▸ Task description
Make an exact copy of the records, with the pictures left out.

::::::

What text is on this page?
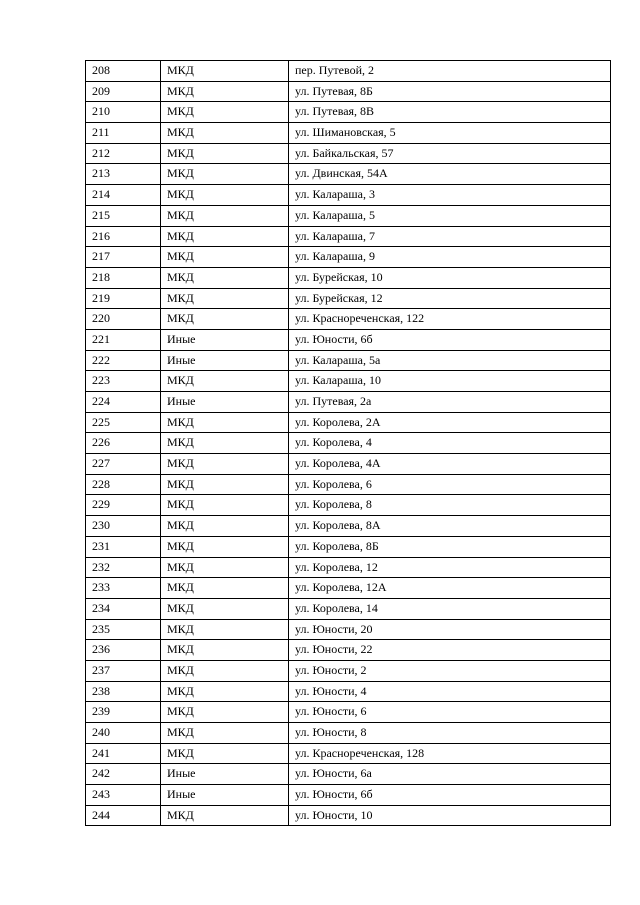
208	МКД	пер. Путевой, 2
209	МКД	ул. Путевая, 8Б
210	МКД	ул. Путевая, 8В
211	МКД	ул. Шимановская, 5
212	МКД	ул. Байкальская, 57
213	МКД	ул. Двинская, 54А
214	МКД	ул. Калараша, 3
215	МКД	ул. Калараша, 5
216	МКД	ул. Калараша, 7
217	МКД	ул. Калараша, 9
218	МКД	ул. Бурейская, 10
219	МКД	ул. Бурейская, 12
220	МКД	ул. Краснореченская, 122
221	Иные	ул. Юности, 6б
222	Иные	ул. Калараша, 5а
223	МКД	ул. Калараша, 10
224	Иные	ул. Путевая, 2а
225	МКД	ул. Королева, 2А
226	МКД	ул. Королева, 4
227	МКД	ул. Королева, 4А
228	МКД	ул. Королева, 6
229	МКД	ул. Королева, 8
230	МКД	ул. Королева, 8А
231	МКД	ул. Королева, 8Б
232	МКД	ул. Королева, 12
233	МКД	ул. Королева, 12А
234	МКД	ул. Королева, 14
235	МКД	ул. Юности, 20
236	МКД	ул. Юности, 22
237	МКД	ул. Юности, 2
238	МКД	ул. Юности, 4
239	МКД	ул. Юности, 6
240	МКД	ул. Юности, 8
241	МКД	ул. Краснореченская, 128
242	Иные	ул. Юности, 6а
243	Иные	ул. Юности, 6б
244	МКД	ул. Юности, 10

::::::

▸ Output
What text is on this page?
208	МКД	пер. Путевой, 2
209	МКД	ул. Путевая, 8Б
210	МКД	ул. Путевая, 8В
211	МКД	ул. Шимановская, 5
212	МКД	ул. Байкальская, 57
213	МКД	ул. Двинская, 54А
214	МКД	ул. Калараша, 3
215	МКД	ул. Калараша, 5
216	МКД	ул. Калараша, 7
217	МКД	ул. Калараша, 9
218	МКД	ул. Бурейская, 10
219	МКД	ул. Бурейская, 12
220	МКД	ул. Краснореченская, 122
221	Иные	ул. Юности, 6б
222	Иные	ул. Калараша, 5а
223	МКД	ул. Калараша, 10
224	Иные	ул. Путевая, 2а
225	МКД	ул. Королева, 2А
226	МКД	ул. Королева, 4
227	МКД	ул. Королева, 4А
228	МКД	ул. Королева, 6
229	МКД	ул. Королева, 8
230	МКД	ул. Королева, 8А
231	МКД	ул. Королева, 8Б
232	МКД	ул. Королева, 12
233	МКД	ул. Королева, 12А
234	МКД	ул. Королева, 14
235	МКД	ул. Юности, 20
236	МКД	ул. Юности, 22
237	МКД	ул. Юности, 2
238	МКД	ул. Юности, 4
239	МКД	ул. Юности, 6
240	МКД	ул. Юности, 8
241	МКД	ул. Краснореченская, 128
242	Иные	ул. Юности, 6а
243	Иные	ул. Юности, 6б
244	МКД	ул. Юности, 10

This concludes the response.